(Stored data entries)
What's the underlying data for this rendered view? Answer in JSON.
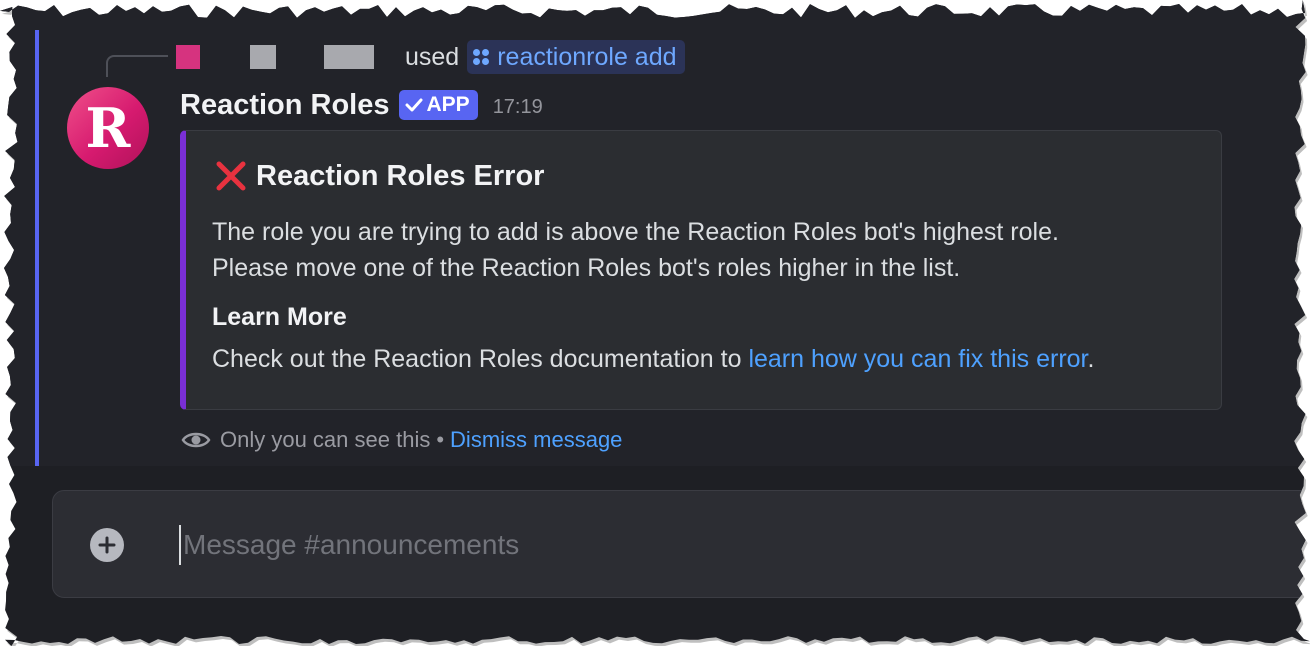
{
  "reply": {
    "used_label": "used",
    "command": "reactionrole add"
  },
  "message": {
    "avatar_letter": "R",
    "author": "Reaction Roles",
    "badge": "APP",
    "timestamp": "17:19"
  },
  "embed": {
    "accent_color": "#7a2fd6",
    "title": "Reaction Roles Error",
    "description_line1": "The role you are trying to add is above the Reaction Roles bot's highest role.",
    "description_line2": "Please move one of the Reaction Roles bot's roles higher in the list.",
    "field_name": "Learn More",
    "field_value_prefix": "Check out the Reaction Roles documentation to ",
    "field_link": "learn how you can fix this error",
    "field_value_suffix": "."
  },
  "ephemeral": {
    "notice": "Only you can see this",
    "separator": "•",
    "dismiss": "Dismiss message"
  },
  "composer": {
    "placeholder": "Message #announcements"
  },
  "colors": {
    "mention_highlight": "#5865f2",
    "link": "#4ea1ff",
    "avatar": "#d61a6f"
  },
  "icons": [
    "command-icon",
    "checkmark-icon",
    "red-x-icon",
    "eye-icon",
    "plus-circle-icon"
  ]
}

• _Objective_: Reproduce the entries above without change, omitting all pictures.

• _Expected answer_:
What's the underlying data for this rendered view? Answer in JSON.
{
  "reply": {
    "used_label": "used",
    "command": "reactionrole add"
  },
  "message": {
    "avatar_letter": "R",
    "author": "Reaction Roles",
    "badge": "APP",
    "timestamp": "17:19"
  },
  "embed": {
    "accent_color": "#7a2fd6",
    "title": "Reaction Roles Error",
    "description_line1": "The role you are trying to add is above the Reaction Roles bot's highest role.",
    "description_line2": "Please move one of the Reaction Roles bot's roles higher in the list.",
    "field_name": "Learn More",
    "field_value_prefix": "Check out the Reaction Roles documentation to ",
    "field_link": "learn how you can fix this error",
    "field_value_suffix": "."
  },
  "ephemeral": {
    "notice": "Only you can see this",
    "separator": "•",
    "dismiss": "Dismiss message"
  },
  "composer": {
    "placeholder": "Message #announcements"
  },
  "colors": {
    "mention_highlight": "#5865f2",
    "link": "#4ea1ff",
    "avatar": "#d61a6f"
  },
  "icons": [
    "command-icon",
    "checkmark-icon",
    "red-x-icon",
    "eye-icon",
    "plus-circle-icon"
  ]
}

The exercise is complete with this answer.